- Set exercise:
Here are some records; copy every line that holds the word "escriptures".

Data excerpts:
+---+
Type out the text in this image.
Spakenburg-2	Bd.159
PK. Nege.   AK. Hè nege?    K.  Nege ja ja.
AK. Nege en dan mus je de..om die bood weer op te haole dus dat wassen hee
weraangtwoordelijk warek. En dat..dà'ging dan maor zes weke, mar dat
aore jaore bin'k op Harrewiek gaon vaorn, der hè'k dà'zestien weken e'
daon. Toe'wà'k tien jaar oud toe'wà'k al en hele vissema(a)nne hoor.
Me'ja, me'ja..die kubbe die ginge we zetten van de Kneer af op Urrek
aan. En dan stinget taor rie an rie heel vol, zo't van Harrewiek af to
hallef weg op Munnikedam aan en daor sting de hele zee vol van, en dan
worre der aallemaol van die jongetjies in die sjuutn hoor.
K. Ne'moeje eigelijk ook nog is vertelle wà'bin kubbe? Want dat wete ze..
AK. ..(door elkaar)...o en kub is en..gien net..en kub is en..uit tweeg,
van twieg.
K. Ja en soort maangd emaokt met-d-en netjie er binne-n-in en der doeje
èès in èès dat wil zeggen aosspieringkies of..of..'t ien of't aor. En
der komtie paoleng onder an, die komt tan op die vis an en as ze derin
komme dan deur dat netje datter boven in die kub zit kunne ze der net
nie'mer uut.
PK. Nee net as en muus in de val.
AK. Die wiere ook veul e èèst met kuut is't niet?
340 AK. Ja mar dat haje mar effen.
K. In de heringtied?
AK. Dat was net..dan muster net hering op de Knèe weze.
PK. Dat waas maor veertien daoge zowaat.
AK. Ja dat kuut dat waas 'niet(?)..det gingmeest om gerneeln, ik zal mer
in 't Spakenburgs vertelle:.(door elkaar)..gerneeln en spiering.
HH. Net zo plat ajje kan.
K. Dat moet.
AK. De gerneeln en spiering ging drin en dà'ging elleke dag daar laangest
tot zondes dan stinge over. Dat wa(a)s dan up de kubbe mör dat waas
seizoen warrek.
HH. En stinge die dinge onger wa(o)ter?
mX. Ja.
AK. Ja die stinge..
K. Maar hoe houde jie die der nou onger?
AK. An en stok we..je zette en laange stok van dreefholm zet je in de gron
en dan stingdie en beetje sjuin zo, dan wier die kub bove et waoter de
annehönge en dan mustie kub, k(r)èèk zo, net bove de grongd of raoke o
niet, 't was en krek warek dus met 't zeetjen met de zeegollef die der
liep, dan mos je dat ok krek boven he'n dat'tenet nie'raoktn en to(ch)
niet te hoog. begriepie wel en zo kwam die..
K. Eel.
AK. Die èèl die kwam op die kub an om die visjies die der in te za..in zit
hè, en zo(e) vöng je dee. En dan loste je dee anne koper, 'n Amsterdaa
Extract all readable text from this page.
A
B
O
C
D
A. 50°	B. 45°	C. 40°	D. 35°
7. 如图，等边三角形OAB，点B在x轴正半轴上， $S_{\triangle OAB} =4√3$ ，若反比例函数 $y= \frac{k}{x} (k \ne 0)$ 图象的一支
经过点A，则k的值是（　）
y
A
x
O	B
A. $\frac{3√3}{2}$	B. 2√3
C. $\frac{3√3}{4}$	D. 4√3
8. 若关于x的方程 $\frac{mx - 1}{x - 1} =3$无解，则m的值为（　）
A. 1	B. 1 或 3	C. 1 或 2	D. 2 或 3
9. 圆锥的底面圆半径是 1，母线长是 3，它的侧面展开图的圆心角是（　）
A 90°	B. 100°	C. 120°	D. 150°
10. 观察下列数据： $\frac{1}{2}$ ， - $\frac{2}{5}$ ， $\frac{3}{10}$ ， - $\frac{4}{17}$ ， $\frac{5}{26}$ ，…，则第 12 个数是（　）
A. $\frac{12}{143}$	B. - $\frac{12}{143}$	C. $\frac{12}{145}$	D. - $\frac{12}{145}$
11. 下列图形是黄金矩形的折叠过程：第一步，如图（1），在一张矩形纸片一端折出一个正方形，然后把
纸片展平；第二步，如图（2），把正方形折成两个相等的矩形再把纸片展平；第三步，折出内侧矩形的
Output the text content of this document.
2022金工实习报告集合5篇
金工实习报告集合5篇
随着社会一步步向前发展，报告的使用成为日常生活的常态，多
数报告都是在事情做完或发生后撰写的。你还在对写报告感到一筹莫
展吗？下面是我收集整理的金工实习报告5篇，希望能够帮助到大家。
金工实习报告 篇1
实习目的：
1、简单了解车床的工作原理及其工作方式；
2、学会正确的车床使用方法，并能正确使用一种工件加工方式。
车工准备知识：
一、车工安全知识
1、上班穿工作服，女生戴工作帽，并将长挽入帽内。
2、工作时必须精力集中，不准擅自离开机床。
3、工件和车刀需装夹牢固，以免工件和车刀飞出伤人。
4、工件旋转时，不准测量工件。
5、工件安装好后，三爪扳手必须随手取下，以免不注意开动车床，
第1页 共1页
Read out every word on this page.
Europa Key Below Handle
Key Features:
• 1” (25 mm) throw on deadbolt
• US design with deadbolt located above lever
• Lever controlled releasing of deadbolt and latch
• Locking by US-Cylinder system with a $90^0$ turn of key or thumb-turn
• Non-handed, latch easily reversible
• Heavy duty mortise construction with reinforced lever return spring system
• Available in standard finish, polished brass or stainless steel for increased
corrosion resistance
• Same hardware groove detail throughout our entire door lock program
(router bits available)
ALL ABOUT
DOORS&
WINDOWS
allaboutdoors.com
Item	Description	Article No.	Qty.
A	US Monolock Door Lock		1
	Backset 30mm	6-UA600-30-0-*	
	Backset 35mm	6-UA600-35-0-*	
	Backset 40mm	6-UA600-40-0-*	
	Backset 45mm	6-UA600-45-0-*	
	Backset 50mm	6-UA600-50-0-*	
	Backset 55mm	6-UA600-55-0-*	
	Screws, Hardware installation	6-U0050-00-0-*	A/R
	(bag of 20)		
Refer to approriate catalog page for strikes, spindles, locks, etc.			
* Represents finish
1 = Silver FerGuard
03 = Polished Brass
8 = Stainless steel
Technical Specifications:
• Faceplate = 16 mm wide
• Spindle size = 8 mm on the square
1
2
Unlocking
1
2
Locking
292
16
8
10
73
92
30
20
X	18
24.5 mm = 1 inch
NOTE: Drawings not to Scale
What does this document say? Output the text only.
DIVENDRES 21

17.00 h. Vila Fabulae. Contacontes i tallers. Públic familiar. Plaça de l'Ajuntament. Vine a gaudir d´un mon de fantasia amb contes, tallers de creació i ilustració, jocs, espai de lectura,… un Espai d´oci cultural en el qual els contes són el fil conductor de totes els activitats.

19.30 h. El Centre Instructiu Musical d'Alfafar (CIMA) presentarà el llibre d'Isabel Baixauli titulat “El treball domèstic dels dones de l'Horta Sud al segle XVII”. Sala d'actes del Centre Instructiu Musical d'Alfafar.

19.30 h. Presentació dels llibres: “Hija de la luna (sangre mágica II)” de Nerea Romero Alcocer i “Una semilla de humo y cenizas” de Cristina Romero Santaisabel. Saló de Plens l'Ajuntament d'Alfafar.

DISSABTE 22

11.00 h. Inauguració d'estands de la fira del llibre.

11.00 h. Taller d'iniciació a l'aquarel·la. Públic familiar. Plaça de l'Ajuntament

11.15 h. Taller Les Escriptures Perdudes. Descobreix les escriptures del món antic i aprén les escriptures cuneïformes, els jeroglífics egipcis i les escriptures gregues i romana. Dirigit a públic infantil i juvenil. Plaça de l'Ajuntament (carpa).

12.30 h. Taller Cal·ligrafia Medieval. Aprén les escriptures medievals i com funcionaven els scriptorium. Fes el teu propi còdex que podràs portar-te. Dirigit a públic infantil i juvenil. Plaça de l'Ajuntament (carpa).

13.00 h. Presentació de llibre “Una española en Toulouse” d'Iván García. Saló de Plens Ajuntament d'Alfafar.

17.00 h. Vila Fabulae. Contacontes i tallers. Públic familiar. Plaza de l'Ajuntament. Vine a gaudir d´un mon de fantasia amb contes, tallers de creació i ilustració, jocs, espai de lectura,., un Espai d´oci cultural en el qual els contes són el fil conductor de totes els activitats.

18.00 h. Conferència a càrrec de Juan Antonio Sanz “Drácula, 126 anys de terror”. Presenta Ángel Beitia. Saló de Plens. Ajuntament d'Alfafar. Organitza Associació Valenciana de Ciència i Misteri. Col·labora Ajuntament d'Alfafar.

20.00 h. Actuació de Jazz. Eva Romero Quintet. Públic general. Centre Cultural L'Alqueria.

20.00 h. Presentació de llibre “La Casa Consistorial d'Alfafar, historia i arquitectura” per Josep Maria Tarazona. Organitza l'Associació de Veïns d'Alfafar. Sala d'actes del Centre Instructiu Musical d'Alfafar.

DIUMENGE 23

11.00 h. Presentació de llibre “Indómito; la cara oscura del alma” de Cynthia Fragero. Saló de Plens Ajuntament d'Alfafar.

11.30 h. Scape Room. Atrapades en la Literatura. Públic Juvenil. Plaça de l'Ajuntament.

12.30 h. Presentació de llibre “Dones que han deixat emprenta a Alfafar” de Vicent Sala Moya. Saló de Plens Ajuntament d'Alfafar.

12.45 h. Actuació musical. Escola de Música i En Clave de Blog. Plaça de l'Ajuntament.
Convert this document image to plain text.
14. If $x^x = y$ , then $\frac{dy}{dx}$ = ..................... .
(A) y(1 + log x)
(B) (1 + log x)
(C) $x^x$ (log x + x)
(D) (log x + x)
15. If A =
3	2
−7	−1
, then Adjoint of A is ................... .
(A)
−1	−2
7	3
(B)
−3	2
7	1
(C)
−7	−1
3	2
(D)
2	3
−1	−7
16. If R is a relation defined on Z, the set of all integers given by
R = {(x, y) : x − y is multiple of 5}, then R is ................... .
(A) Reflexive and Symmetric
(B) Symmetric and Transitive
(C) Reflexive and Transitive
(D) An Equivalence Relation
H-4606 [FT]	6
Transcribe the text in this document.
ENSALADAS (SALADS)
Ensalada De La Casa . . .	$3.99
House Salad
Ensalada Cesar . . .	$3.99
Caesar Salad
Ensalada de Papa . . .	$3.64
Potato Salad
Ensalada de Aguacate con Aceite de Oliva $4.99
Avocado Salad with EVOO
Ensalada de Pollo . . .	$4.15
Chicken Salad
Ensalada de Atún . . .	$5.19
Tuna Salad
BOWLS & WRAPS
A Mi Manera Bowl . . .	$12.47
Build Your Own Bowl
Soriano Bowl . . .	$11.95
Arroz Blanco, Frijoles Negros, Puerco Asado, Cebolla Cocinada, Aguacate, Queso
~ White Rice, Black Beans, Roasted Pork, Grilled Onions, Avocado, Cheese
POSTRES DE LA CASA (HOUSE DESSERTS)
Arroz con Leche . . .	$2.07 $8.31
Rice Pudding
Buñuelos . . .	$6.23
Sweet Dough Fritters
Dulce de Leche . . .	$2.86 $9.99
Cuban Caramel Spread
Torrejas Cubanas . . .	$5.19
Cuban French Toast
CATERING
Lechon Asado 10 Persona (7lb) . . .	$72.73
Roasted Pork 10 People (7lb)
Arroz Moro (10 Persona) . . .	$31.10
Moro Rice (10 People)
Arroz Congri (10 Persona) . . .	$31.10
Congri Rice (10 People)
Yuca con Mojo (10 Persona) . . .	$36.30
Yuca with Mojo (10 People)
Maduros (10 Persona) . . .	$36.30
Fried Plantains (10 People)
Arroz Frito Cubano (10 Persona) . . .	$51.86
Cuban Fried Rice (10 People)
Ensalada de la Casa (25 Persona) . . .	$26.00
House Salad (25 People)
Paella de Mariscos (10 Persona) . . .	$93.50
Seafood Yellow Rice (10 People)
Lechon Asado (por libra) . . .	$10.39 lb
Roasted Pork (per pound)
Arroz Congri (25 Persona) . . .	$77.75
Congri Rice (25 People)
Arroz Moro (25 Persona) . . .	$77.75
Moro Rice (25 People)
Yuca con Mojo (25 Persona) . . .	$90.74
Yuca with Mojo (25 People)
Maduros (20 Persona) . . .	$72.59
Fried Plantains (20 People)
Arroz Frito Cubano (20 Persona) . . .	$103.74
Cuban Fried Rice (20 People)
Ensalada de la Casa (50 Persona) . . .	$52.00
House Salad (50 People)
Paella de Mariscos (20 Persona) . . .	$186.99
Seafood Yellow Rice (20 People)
+---+
- Correct answer:
11.15 h. Taller Les Escriptures Perdudes. Descobreix les escriptures del món antic i aprén les escriptures cuneïformes, els jeroglífics egipcis i les escriptures gregues i romana. Dirigit a públic infantil i juvenil. Plaça de l'Ajuntament (carpa).
12.30 h. Taller Cal·ligrafia Medieval. Aprén les escriptures medievals i com funcionaven els scriptorium. Fes el teu propi còdex que podràs portar-te. Dirigit a públic infantil i juvenil. Plaça de l'Ajuntament (carpa).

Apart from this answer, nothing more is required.